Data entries
=====
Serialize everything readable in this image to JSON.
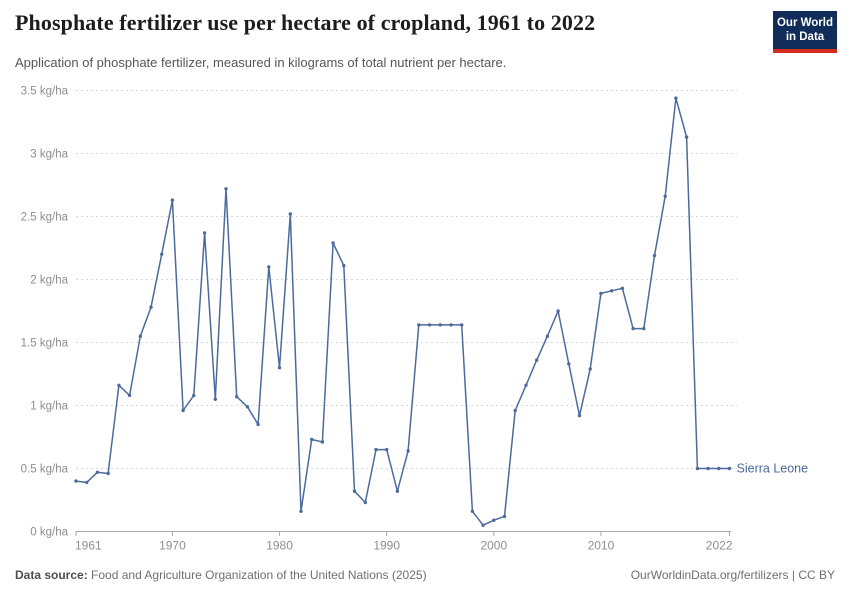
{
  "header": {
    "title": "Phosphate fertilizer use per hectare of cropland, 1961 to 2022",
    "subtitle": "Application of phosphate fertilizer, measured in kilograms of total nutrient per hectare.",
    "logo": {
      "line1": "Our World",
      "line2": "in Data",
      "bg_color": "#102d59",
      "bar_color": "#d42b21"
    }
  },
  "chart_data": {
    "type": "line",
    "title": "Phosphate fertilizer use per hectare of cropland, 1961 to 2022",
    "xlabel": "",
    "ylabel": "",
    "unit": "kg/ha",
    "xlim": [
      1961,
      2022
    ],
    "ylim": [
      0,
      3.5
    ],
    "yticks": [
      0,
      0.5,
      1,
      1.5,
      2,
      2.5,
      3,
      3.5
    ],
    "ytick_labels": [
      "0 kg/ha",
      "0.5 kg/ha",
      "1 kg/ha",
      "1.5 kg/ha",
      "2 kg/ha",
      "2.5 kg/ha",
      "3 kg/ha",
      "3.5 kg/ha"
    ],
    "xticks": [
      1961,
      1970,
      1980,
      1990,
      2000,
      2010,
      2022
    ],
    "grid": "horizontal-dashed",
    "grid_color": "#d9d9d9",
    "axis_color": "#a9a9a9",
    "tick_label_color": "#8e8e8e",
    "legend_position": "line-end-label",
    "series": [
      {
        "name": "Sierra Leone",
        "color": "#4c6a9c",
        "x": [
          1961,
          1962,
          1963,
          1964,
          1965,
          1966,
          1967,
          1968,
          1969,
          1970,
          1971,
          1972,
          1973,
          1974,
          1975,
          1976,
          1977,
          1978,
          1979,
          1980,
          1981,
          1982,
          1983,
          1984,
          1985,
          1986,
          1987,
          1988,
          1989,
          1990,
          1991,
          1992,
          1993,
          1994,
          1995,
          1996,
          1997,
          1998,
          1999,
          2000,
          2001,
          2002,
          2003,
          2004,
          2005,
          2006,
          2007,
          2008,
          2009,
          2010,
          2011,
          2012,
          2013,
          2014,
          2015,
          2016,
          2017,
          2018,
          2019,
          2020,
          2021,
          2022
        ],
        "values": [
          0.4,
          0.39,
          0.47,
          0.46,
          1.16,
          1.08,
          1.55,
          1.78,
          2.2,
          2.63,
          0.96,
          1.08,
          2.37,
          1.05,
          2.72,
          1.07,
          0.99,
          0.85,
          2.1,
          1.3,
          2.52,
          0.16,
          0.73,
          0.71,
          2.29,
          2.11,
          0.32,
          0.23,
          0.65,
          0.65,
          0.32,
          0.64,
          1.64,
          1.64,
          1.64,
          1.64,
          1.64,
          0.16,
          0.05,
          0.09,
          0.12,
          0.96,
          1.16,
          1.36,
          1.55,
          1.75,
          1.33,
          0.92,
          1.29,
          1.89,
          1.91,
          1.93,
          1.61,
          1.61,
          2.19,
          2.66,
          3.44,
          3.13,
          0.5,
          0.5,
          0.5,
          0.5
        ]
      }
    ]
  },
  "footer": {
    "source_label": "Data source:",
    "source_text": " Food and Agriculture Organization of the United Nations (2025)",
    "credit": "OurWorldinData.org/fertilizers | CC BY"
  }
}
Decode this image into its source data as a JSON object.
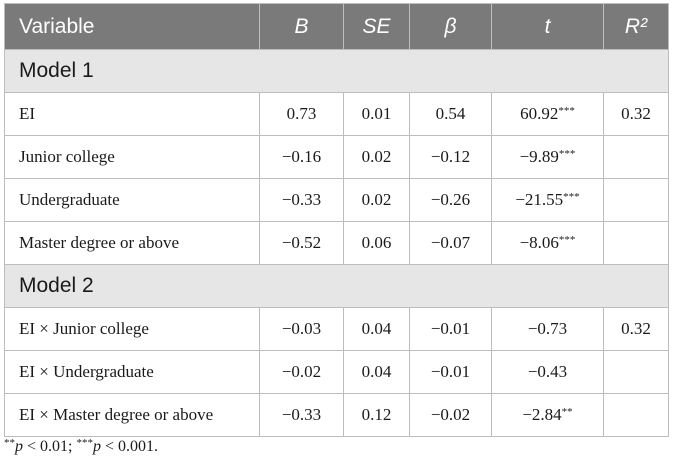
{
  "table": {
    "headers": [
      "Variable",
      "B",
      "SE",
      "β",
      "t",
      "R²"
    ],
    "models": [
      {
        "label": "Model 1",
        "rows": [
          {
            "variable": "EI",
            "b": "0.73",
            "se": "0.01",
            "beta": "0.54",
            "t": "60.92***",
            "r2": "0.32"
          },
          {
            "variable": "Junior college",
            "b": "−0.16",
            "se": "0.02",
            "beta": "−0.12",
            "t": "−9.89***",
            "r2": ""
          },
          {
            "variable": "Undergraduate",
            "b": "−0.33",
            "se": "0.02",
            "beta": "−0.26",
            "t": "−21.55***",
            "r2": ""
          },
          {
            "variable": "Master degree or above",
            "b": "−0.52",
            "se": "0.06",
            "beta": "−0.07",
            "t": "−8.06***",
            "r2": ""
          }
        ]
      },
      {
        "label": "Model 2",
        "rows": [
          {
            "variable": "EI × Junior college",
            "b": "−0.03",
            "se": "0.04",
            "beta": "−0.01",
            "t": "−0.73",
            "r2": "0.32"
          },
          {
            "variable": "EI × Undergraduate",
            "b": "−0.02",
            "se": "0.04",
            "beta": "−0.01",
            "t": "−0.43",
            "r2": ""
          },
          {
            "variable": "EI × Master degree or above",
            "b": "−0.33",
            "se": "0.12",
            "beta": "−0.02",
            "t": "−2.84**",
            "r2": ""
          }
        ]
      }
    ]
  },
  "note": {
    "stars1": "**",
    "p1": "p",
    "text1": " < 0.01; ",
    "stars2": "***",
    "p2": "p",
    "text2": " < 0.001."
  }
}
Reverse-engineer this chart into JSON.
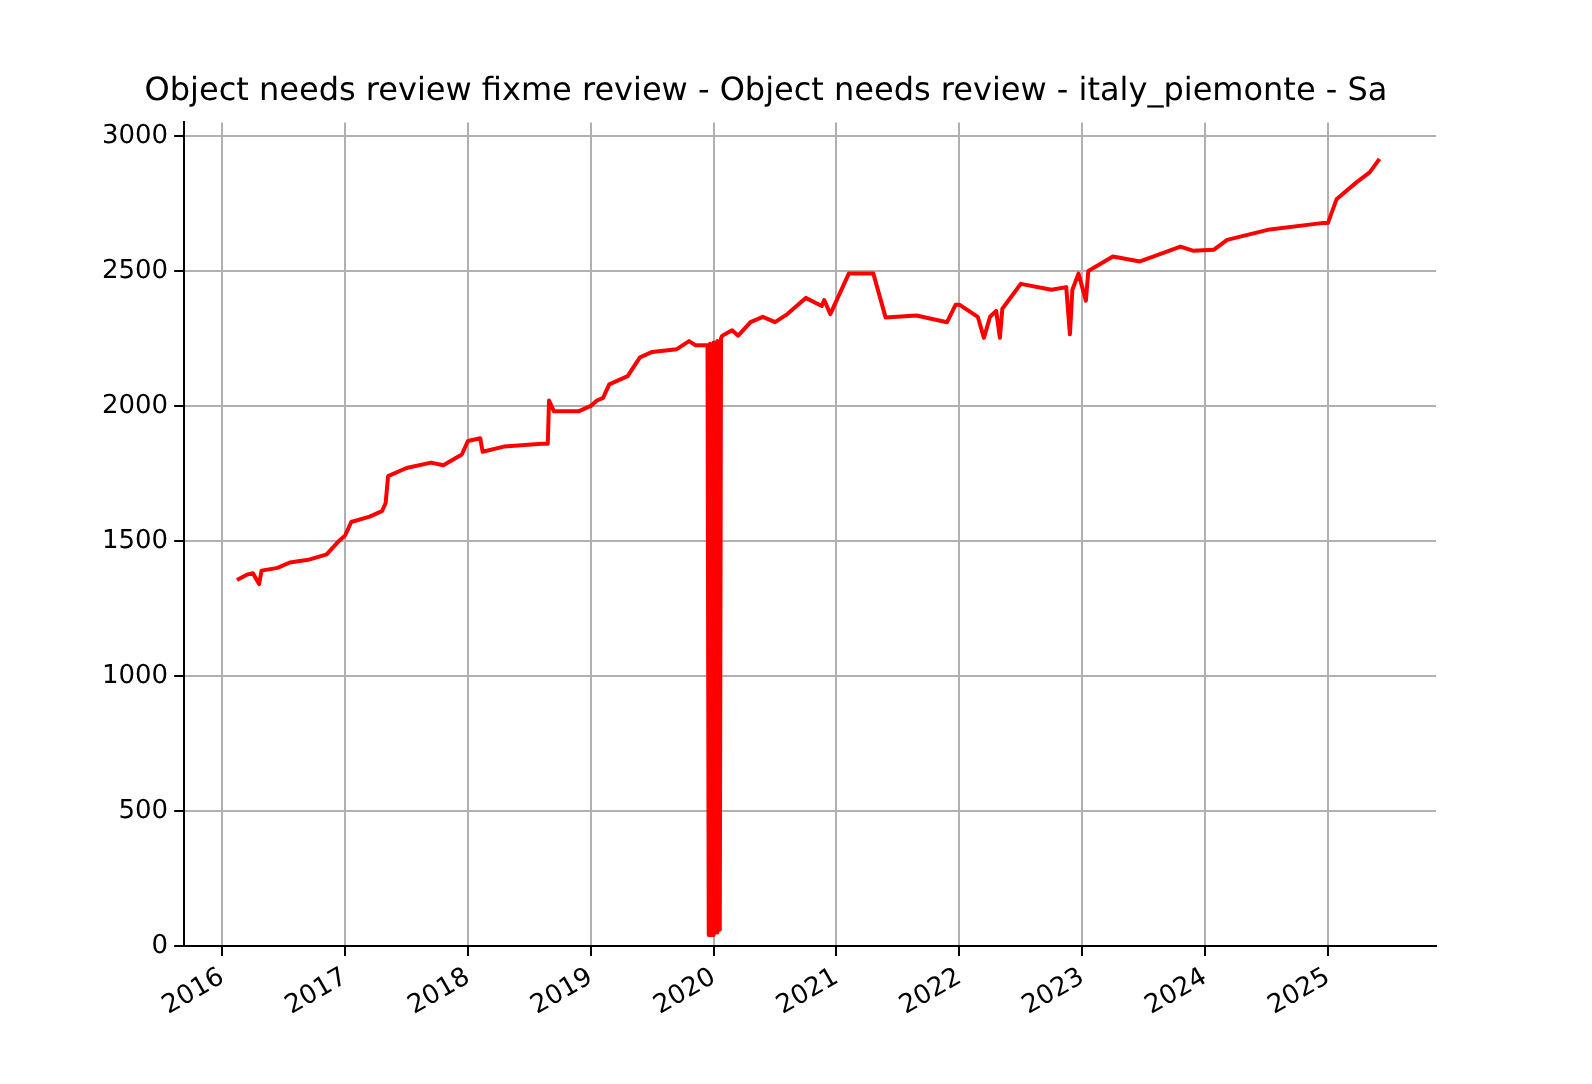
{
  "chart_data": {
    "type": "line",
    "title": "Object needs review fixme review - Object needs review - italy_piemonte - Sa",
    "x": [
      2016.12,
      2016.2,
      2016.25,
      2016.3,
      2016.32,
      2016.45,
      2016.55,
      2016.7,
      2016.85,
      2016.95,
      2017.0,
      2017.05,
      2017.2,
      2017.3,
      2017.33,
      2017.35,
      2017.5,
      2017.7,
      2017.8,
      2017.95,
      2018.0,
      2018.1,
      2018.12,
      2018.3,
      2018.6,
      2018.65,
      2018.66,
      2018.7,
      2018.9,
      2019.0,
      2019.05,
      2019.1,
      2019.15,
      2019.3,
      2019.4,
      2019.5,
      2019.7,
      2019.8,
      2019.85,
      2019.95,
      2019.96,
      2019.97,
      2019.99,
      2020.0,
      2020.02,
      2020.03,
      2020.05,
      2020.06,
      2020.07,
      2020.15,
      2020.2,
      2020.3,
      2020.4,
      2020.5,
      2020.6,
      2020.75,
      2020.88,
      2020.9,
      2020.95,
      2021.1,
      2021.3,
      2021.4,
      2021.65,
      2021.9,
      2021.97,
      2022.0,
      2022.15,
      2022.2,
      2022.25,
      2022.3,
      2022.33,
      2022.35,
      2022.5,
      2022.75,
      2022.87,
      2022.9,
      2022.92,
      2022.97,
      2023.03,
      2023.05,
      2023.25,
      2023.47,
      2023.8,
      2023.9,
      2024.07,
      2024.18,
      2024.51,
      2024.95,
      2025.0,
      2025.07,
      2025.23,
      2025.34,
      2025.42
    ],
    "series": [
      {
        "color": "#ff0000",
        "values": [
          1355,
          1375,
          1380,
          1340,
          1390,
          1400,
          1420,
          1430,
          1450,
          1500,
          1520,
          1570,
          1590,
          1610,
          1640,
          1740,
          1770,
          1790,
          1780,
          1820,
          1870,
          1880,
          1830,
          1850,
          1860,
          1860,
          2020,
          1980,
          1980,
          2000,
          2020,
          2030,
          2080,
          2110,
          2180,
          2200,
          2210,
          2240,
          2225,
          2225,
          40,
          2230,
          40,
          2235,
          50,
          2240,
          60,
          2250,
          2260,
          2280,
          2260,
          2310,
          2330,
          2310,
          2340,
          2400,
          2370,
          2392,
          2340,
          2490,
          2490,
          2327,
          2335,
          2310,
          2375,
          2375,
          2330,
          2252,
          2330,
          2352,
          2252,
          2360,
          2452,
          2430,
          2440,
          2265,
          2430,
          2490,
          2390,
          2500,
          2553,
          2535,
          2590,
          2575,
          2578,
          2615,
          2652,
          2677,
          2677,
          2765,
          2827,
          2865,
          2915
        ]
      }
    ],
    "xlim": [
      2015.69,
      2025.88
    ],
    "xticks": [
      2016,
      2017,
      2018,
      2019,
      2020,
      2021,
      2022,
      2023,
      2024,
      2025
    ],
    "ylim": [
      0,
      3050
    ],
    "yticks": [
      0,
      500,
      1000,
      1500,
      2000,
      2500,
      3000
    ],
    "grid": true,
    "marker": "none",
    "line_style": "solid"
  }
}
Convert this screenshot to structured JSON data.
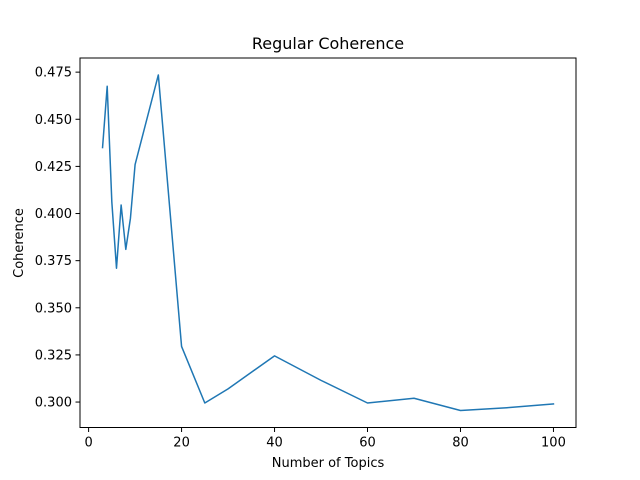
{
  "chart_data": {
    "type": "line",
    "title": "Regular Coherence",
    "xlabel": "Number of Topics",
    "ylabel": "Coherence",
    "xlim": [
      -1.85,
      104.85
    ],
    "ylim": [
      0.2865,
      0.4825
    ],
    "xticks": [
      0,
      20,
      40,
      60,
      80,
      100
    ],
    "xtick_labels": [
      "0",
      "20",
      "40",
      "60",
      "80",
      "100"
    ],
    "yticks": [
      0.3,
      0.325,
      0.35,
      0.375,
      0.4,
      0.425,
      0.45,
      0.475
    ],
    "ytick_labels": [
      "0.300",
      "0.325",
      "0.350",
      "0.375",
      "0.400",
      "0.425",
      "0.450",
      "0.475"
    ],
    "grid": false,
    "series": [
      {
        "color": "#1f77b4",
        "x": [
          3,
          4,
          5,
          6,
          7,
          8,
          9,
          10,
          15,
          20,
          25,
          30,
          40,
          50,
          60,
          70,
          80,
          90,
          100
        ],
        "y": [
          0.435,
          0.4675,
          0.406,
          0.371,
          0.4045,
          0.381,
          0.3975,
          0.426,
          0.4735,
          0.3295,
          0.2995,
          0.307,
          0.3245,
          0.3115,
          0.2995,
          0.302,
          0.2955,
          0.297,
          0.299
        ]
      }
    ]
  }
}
=====
- [The exercise]:
Which lines hold the string "Master"? List them all.

- [Solution]:
            "variable": "Master degree or above",
            "variable": "EI × Master degree or above",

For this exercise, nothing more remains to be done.